Rows from a figure dataset
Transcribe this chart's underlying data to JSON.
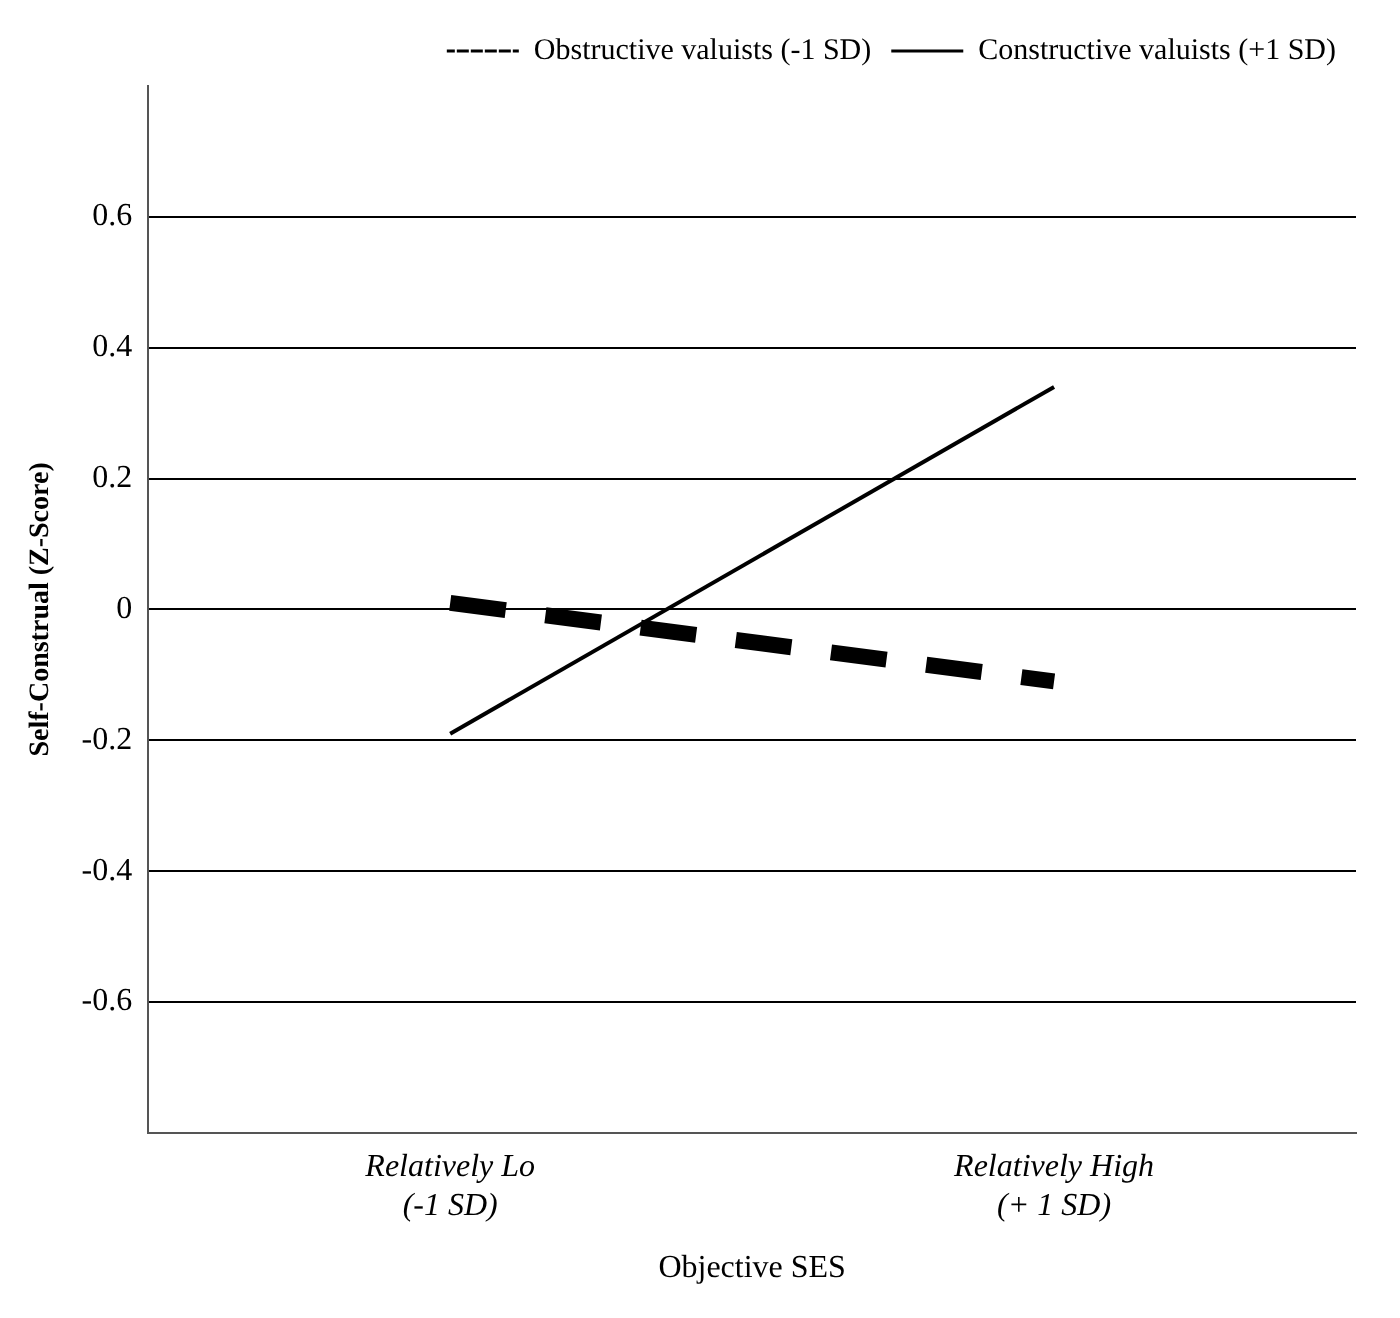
{
  "chart_data": {
    "type": "line",
    "xlabel": "Objective SES",
    "ylabel": "Self-Construal (Z-Score)",
    "categories": [
      "Relatively Lo (-1 SD)",
      "Relatively High (+ 1 SD)"
    ],
    "series": [
      {
        "name": "Obstructive valuists (-1 SD)",
        "color": "#000000",
        "values": [
          0.01,
          -0.11
        ],
        "line_style": "dashed"
      },
      {
        "name": "Constructive valuists (+1 SD)",
        "color": "#000000",
        "values": [
          -0.19,
          0.34
        ],
        "line_style": "solid"
      }
    ],
    "ylim": [
      -0.8,
      0.8
    ],
    "yticks": [
      -0.6,
      -0.4,
      -0.2,
      0,
      0.2,
      0.4,
      0.6
    ],
    "grid": "y",
    "legend": "top right",
    "marker": "none"
  }
}
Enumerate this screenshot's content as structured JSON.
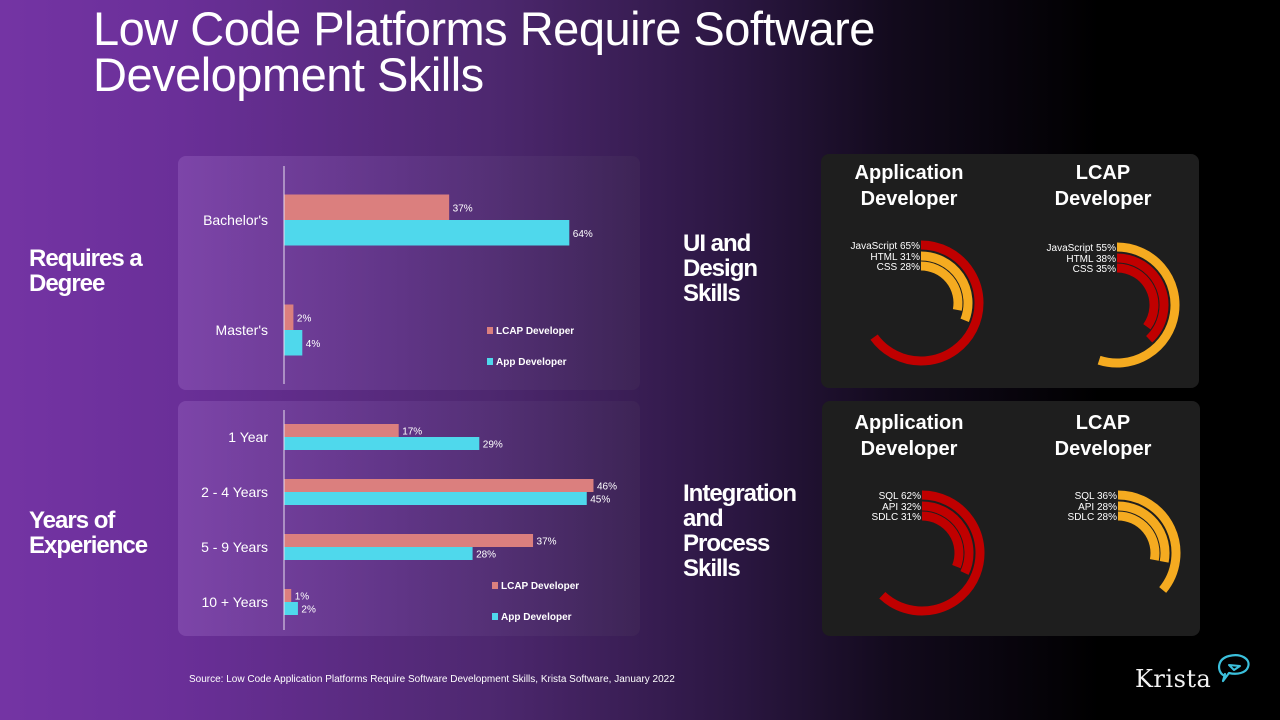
{
  "title": "Low Code Platforms Require Software Development Skills",
  "title_lines": [
    "Low Code Platforms Require Software",
    "Development Skills"
  ],
  "section_labels": {
    "degree": [
      "Requires a",
      "Degree"
    ],
    "experience": [
      "Years of",
      "Experience"
    ],
    "ui": [
      "UI and",
      "Design",
      "Skills"
    ],
    "integration": [
      "Integration",
      "and",
      "Process",
      "Skills"
    ]
  },
  "column_titles": {
    "app": [
      "Application",
      "Developer"
    ],
    "lcap": [
      "LCAP",
      "Developer"
    ]
  },
  "colors": {
    "lcap_bar": "#db7f7e",
    "app_bar": "#4fd8ec",
    "red_arc": "#c00000",
    "orange_arc": "#f5ab20",
    "panel_dark": "#1e1e1e",
    "logo_accent": "#3bc0dc"
  },
  "chart_data": [
    {
      "type": "bar",
      "orientation": "horizontal",
      "title": "Requires a Degree",
      "categories": [
        "Bachelor's",
        "Master's"
      ],
      "series": [
        {
          "name": "LCAP Developer",
          "values": [
            37,
            2
          ],
          "color": "#db7f7e"
        },
        {
          "name": "App Developer",
          "values": [
            64,
            4
          ],
          "color": "#4fd8ec"
        }
      ],
      "value_suffix": "%",
      "xlim": [
        0,
        80
      ],
      "legend": "bottom-right",
      "grid": false
    },
    {
      "type": "bar",
      "orientation": "horizontal",
      "title": "Years of Experience",
      "categories": [
        "1 Year",
        "2 - 4 Years",
        "5 - 9 Years",
        "10 + Years"
      ],
      "series": [
        {
          "name": "LCAP Developer",
          "values": [
            17,
            46,
            37,
            1
          ],
          "color": "#db7f7e"
        },
        {
          "name": "App Developer",
          "values": [
            29,
            45,
            28,
            2
          ],
          "color": "#4fd8ec"
        }
      ],
      "value_suffix": "%",
      "xlim": [
        0,
        53
      ],
      "legend": "bottom-right",
      "grid": false
    },
    {
      "type": "radial-bar",
      "title": "UI and Design Skills - Application Developer",
      "full_scale": 100,
      "items": [
        {
          "label": "JavaScript",
          "value": 65,
          "color": "#c00000"
        },
        {
          "label": "HTML",
          "value": 31,
          "color": "#f5ab20"
        },
        {
          "label": "CSS",
          "value": 28,
          "color": "#f5ab20"
        }
      ]
    },
    {
      "type": "radial-bar",
      "title": "UI and Design Skills - LCAP Developer",
      "full_scale": 100,
      "items": [
        {
          "label": "JavaScript",
          "value": 55,
          "color": "#f5ab20"
        },
        {
          "label": "HTML",
          "value": 38,
          "color": "#c00000"
        },
        {
          "label": "CSS",
          "value": 35,
          "color": "#c00000"
        }
      ]
    },
    {
      "type": "radial-bar",
      "title": "Integration and Process Skills - Application Developer",
      "full_scale": 100,
      "items": [
        {
          "label": "SQL",
          "value": 62,
          "color": "#c00000"
        },
        {
          "label": "API",
          "value": 32,
          "color": "#c00000"
        },
        {
          "label": "SDLC",
          "value": 31,
          "color": "#c00000"
        }
      ]
    },
    {
      "type": "radial-bar",
      "title": "Integration and Process Skills - LCAP Developer",
      "full_scale": 100,
      "items": [
        {
          "label": "SQL",
          "value": 36,
          "color": "#f5ab20"
        },
        {
          "label": "API",
          "value": 28,
          "color": "#f5ab20"
        },
        {
          "label": "SDLC",
          "value": 28,
          "color": "#f5ab20"
        }
      ]
    }
  ],
  "source": "Source: Low Code Application Platforms Require Software Development Skills, Krista Software, January 2022",
  "logo": {
    "text": "Krista",
    "icon": "speech-bubble-logo-icon"
  }
}
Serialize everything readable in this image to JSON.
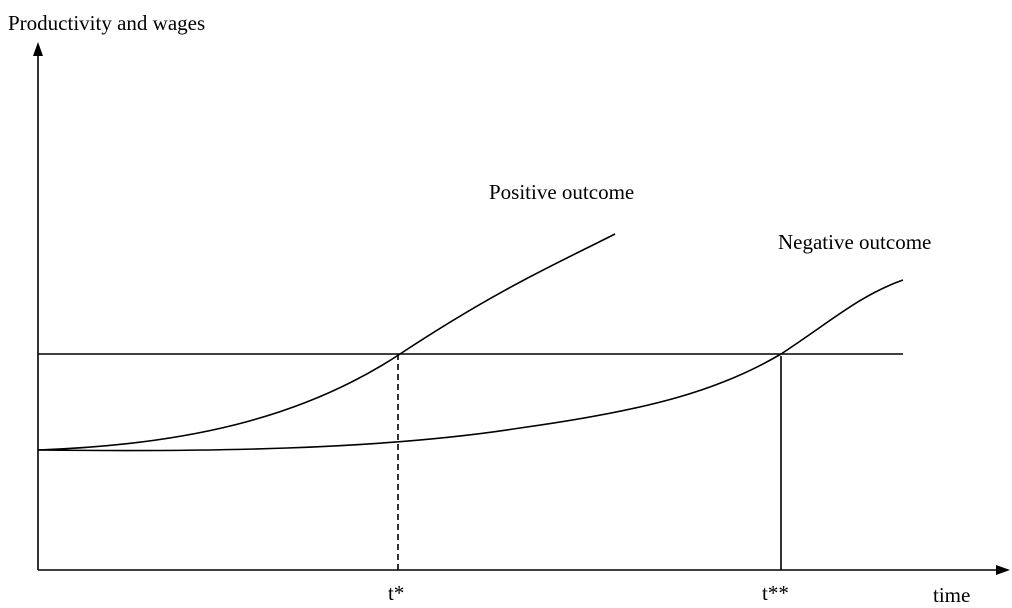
{
  "axes": {
    "y_label": "Productivity and wages",
    "x_label": "time"
  },
  "curves": {
    "positive": "Positive outcome",
    "negative": "Negative outcome"
  },
  "markers": {
    "first": "t*",
    "second": "t**"
  }
}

▸ Your task
Scan the data above; copy every line where "Years" appears.

▸ Full solution
      "Years of",
      "title": "Years of Experience",
        "2 - 4 Years",
        "5 - 9 Years",
        "10 + Years"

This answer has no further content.